**Problem details:** Wherever the word "依法追究刑事责任" appears in the entries, copy the whole line.

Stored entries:
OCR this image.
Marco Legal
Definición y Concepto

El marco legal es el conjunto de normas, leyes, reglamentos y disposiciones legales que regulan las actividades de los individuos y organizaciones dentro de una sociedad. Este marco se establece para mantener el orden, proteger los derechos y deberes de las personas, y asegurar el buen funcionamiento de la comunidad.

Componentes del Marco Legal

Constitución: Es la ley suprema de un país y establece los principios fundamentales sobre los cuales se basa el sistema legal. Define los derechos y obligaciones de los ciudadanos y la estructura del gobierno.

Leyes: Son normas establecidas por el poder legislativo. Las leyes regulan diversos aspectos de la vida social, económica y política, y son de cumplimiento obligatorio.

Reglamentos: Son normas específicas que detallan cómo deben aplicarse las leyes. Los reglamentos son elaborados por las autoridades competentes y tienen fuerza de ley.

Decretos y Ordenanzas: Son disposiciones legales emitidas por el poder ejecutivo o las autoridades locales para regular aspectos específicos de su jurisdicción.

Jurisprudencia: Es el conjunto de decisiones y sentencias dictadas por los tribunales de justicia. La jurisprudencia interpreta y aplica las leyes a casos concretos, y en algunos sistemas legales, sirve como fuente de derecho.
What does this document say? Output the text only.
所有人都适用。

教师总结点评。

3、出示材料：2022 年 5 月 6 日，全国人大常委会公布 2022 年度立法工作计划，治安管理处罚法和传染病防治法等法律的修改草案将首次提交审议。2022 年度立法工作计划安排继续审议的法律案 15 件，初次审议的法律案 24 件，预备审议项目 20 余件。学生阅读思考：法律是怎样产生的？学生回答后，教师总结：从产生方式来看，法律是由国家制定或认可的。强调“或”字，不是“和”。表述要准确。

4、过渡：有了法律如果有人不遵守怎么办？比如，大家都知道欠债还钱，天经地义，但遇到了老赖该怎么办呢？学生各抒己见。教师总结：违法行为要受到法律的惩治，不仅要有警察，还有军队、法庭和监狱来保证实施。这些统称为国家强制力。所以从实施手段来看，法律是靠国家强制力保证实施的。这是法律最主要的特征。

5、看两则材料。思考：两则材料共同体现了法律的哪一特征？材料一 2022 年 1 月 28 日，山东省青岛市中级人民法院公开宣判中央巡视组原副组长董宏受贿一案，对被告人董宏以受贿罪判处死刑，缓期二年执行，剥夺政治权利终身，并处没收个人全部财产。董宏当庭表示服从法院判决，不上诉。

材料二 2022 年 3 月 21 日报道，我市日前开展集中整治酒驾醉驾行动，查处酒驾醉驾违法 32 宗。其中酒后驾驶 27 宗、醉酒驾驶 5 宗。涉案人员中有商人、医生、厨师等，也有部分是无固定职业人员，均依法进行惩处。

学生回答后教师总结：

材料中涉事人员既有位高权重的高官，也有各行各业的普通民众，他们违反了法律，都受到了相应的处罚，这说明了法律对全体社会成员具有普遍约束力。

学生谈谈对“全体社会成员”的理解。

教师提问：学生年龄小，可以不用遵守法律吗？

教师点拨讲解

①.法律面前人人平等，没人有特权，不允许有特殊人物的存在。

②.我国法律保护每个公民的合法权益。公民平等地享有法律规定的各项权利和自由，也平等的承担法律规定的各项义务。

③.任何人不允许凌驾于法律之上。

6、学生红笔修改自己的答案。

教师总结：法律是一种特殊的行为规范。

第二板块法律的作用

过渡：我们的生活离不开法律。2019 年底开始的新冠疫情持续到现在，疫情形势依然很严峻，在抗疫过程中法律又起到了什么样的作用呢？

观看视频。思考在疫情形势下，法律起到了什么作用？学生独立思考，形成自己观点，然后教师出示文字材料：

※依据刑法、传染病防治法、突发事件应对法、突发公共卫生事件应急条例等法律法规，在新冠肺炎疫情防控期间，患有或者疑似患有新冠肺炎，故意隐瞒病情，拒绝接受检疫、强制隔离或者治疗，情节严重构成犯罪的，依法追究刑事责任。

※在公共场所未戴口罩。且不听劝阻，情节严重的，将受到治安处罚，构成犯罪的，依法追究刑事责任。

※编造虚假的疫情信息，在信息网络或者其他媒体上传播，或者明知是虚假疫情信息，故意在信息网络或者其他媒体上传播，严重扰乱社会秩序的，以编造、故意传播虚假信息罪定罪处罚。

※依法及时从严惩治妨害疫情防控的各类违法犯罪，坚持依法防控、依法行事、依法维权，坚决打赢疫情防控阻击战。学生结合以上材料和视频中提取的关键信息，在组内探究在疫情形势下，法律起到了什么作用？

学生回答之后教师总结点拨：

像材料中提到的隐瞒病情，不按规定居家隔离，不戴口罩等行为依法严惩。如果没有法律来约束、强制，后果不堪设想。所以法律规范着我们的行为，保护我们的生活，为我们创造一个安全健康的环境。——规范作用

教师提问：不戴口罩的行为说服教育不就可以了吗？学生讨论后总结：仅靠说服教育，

**Final result:**
※依据刑法、传染病防治法、突发事件应对法、突发公共卫生事件应急条例等法律法规，在新冠肺炎疫情防控期间，患有或者疑似患有新冠肺炎，故意隐瞒病情，拒绝接受检疫、强制隔离或者治疗，情节严重构成犯罪的，依法追究刑事责任。
※在公共场所未戴口罩。且不听劝阻，情节严重的，将受到治安处罚，构成犯罪的，依法追究刑事责任。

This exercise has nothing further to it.